__Requirements__.
Make an exact copy of the records, dropping all pictures.

__Supplied material__.
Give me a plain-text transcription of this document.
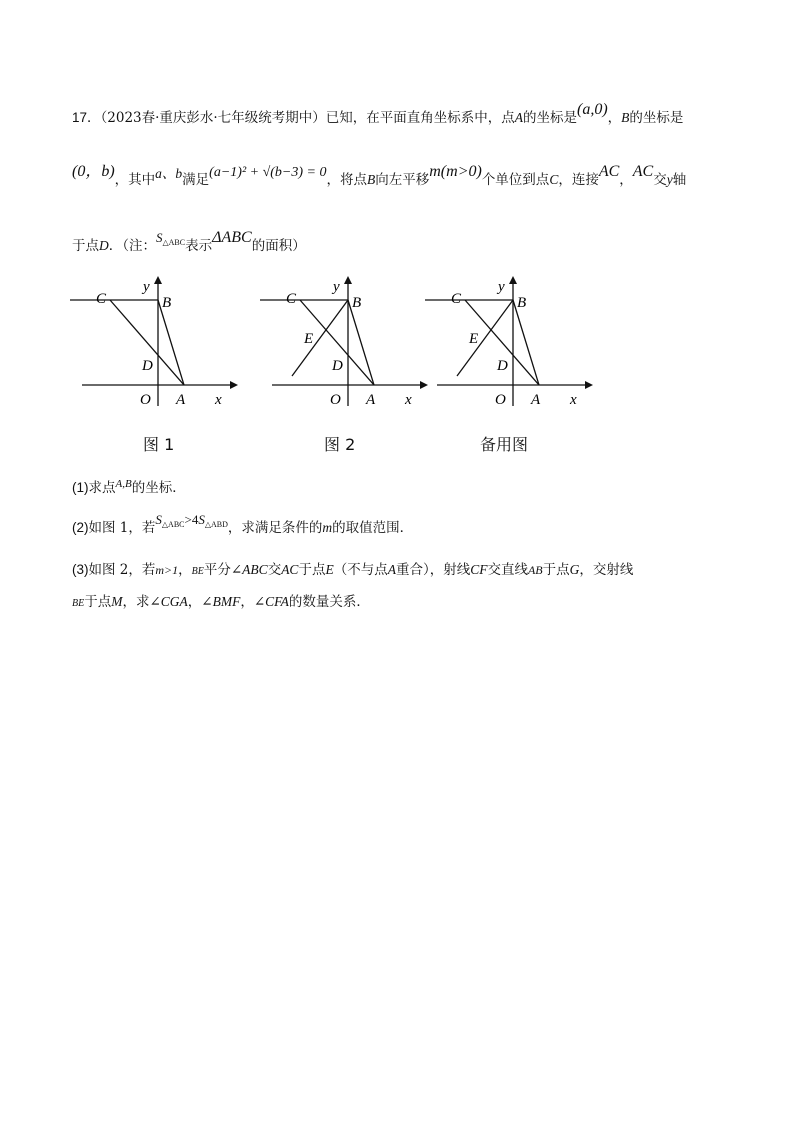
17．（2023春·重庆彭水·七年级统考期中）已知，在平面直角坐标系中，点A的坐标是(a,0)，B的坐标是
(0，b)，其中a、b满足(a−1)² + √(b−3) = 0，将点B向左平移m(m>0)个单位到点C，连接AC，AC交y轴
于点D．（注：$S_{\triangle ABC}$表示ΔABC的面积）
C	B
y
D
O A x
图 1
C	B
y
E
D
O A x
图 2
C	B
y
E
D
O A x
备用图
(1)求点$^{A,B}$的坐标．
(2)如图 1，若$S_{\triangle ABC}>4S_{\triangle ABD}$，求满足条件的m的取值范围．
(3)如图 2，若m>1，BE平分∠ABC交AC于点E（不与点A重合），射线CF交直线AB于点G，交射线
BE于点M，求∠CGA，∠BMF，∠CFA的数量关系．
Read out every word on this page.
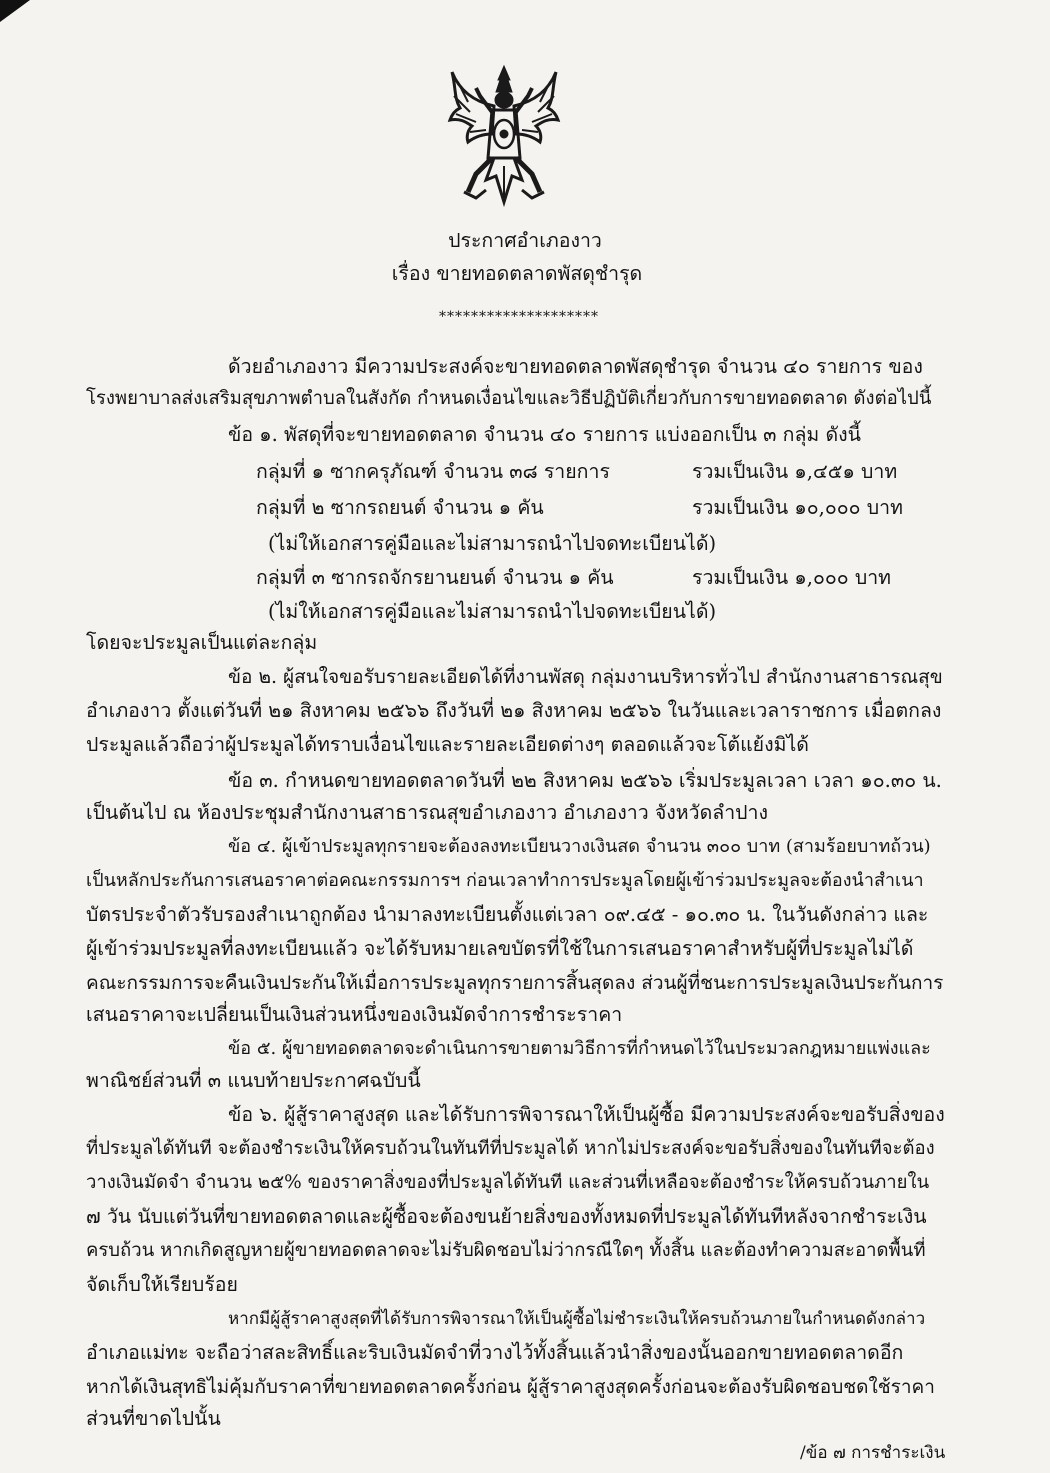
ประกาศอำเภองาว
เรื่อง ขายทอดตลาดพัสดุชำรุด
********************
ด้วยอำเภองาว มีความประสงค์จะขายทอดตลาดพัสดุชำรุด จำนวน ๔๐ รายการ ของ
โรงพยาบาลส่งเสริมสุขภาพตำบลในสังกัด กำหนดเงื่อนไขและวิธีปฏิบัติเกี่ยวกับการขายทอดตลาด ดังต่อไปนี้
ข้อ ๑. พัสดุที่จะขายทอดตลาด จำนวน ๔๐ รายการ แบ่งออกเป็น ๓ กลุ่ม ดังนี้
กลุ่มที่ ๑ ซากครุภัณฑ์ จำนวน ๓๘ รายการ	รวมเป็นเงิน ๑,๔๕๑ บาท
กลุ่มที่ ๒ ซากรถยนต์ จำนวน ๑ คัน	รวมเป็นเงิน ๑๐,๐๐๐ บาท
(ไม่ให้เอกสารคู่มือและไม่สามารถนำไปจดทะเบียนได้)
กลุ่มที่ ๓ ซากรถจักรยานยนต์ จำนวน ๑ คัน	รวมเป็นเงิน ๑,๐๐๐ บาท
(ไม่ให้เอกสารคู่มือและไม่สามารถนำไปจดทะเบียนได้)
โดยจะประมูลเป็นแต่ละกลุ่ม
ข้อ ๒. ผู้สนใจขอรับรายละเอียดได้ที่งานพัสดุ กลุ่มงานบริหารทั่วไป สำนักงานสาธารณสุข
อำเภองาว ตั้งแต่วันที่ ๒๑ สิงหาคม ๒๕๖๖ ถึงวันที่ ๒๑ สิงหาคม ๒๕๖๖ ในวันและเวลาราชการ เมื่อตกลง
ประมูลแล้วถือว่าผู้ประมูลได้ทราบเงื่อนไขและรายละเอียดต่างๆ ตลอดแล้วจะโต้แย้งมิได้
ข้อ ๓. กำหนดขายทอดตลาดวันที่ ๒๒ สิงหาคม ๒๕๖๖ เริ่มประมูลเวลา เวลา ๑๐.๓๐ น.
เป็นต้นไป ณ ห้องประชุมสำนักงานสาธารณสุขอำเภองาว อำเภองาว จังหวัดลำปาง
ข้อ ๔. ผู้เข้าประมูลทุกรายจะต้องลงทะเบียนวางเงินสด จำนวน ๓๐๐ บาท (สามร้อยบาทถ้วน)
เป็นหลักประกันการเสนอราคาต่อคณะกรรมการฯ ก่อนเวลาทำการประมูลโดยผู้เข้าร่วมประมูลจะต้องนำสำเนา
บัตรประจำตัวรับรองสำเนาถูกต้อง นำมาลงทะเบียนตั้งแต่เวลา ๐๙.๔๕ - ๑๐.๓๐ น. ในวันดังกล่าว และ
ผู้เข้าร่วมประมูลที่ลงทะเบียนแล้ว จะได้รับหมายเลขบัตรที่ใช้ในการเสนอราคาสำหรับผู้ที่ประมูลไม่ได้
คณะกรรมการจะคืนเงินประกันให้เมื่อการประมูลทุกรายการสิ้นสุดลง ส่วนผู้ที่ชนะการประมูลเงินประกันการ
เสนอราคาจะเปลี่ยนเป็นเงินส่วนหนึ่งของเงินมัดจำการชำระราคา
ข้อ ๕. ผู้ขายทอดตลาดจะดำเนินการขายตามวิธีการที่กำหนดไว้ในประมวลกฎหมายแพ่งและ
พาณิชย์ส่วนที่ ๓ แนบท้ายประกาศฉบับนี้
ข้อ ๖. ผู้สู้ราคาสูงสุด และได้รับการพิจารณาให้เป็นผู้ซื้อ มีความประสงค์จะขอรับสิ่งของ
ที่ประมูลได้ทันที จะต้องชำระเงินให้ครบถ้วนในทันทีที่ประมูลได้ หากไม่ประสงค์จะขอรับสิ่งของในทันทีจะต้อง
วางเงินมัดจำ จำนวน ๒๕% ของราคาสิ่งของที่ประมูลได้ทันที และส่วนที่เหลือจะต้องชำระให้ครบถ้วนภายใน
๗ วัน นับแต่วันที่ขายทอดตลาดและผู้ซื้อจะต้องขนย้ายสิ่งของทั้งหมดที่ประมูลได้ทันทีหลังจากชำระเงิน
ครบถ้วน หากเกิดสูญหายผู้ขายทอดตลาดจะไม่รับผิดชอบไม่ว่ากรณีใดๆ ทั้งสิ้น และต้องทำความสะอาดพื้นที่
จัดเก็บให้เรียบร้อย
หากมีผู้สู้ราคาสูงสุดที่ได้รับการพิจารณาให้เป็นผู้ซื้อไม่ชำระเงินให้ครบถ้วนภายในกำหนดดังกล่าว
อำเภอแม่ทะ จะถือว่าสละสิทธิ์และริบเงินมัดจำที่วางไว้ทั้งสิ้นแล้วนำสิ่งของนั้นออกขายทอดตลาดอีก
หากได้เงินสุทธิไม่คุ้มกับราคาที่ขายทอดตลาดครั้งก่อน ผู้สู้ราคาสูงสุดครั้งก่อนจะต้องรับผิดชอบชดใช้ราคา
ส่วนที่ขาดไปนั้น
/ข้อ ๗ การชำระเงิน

__Solution to this exercise__.
Give me a plain-text transcription of this document.
17．（2023春·重庆彭水·七年级统考期中）已知，在平面直角坐标系中，点A的坐标是(a,0)，B的坐标是
(0，b)，其中a、b满足(a−1)² + √(b−3) = 0，将点B向左平移m(m>0)个单位到点C，连接AC，AC交y轴
于点D．（注：$S_{\triangle ABC}$表示ΔABC的面积）
C	B
y
D
O A x
图 1
C	B
y
E
D
O A x
图 2
C	B
y
E
D
O A x
备用图
(1)求点$^{A,B}$的坐标．
(2)如图 1，若$S_{\triangle ABC}>4S_{\triangle ABD}$，求满足条件的m的取值范围．
(3)如图 2，若m>1，BE平分∠ABC交AC于点E（不与点A重合），射线CF交直线AB于点G，交射线
BE于点M，求∠CGA，∠BMF，∠CFA的数量关系．
Read out every word on this page.
ประกาศอำเภองาว
เรื่อง ขายทอดตลาดพัสดุชำรุด
********************
ด้วยอำเภองาว มีความประสงค์จะขายทอดตลาดพัสดุชำรุด จำนวน ๔๐ รายการ ของ
โรงพยาบาลส่งเสริมสุขภาพตำบลในสังกัด กำหนดเงื่อนไขและวิธีปฏิบัติเกี่ยวกับการขายทอดตลาด ดังต่อไปนี้
ข้อ ๑. พัสดุที่จะขายทอดตลาด จำนวน ๔๐ รายการ แบ่งออกเป็น ๓ กลุ่ม ดังนี้
กลุ่มที่ ๑ ซากครุภัณฑ์ จำนวน ๓๘ รายการ	รวมเป็นเงิน ๑,๔๕๑ บาท
กลุ่มที่ ๒ ซากรถยนต์ จำนวน ๑ คัน	รวมเป็นเงิน ๑๐,๐๐๐ บาท
(ไม่ให้เอกสารคู่มือและไม่สามารถนำไปจดทะเบียนได้)
กลุ่มที่ ๓ ซากรถจักรยานยนต์ จำนวน ๑ คัน	รวมเป็นเงิน ๑,๐๐๐ บาท
(ไม่ให้เอกสารคู่มือและไม่สามารถนำไปจดทะเบียนได้)
โดยจะประมูลเป็นแต่ละกลุ่ม
ข้อ ๒. ผู้สนใจขอรับรายละเอียดได้ที่งานพัสดุ กลุ่มงานบริหารทั่วไป สำนักงานสาธารณสุข
อำเภองาว ตั้งแต่วันที่ ๒๑ สิงหาคม ๒๕๖๖ ถึงวันที่ ๒๑ สิงหาคม ๒๕๖๖ ในวันและเวลาราชการ เมื่อตกลง
ประมูลแล้วถือว่าผู้ประมูลได้ทราบเงื่อนไขและรายละเอียดต่างๆ ตลอดแล้วจะโต้แย้งมิได้
ข้อ ๓. กำหนดขายทอดตลาดวันที่ ๒๒ สิงหาคม ๒๕๖๖ เริ่มประมูลเวลา เวลา ๑๐.๓๐ น.
เป็นต้นไป ณ ห้องประชุมสำนักงานสาธารณสุขอำเภองาว อำเภองาว จังหวัดลำปาง
ข้อ ๔. ผู้เข้าประมูลทุกรายจะต้องลงทะเบียนวางเงินสด จำนวน ๓๐๐ บาท (สามร้อยบาทถ้วน)
เป็นหลักประกันการเสนอราคาต่อคณะกรรมการฯ ก่อนเวลาทำการประมูลโดยผู้เข้าร่วมประมูลจะต้องนำสำเนา
บัตรประจำตัวรับรองสำเนาถูกต้อง นำมาลงทะเบียนตั้งแต่เวลา ๐๙.๔๕ - ๑๐.๓๐ น. ในวันดังกล่าว และ
ผู้เข้าร่วมประมูลที่ลงทะเบียนแล้ว จะได้รับหมายเลขบัตรที่ใช้ในการเสนอราคาสำหรับผู้ที่ประมูลไม่ได้
คณะกรรมการจะคืนเงินประกันให้เมื่อการประมูลทุกรายการสิ้นสุดลง ส่วนผู้ที่ชนะการประมูลเงินประกันการ
เสนอราคาจะเปลี่ยนเป็นเงินส่วนหนึ่งของเงินมัดจำการชำระราคา
ข้อ ๕. ผู้ขายทอดตลาดจะดำเนินการขายตามวิธีการที่กำหนดไว้ในประมวลกฎหมายแพ่งและ
พาณิชย์ส่วนที่ ๓ แนบท้ายประกาศฉบับนี้
ข้อ ๖. ผู้สู้ราคาสูงสุด และได้รับการพิจารณาให้เป็นผู้ซื้อ มีความประสงค์จะขอรับสิ่งของ
ที่ประมูลได้ทันที จะต้องชำระเงินให้ครบถ้วนในทันทีที่ประมูลได้ หากไม่ประสงค์จะขอรับสิ่งของในทันทีจะต้อง
วางเงินมัดจำ จำนวน ๒๕% ของราคาสิ่งของที่ประมูลได้ทันที และส่วนที่เหลือจะต้องชำระให้ครบถ้วนภายใน
๗ วัน นับแต่วันที่ขายทอดตลาดและผู้ซื้อจะต้องขนย้ายสิ่งของทั้งหมดที่ประมูลได้ทันทีหลังจากชำระเงิน
ครบถ้วน หากเกิดสูญหายผู้ขายทอดตลาดจะไม่รับผิดชอบไม่ว่ากรณีใดๆ ทั้งสิ้น และต้องทำความสะอาดพื้นที่
จัดเก็บให้เรียบร้อย
หากมีผู้สู้ราคาสูงสุดที่ได้รับการพิจารณาให้เป็นผู้ซื้อไม่ชำระเงินให้ครบถ้วนภายในกำหนดดังกล่าว
อำเภอแม่ทะ จะถือว่าสละสิทธิ์และริบเงินมัดจำที่วางไว้ทั้งสิ้นแล้วนำสิ่งของนั้นออกขายทอดตลาดอีก
หากได้เงินสุทธิไม่คุ้มกับราคาที่ขายทอดตลาดครั้งก่อน ผู้สู้ราคาสูงสุดครั้งก่อนจะต้องรับผิดชอบชดใช้ราคา
ส่วนที่ขาดไปนั้น
/ข้อ ๗ การชำระเงิน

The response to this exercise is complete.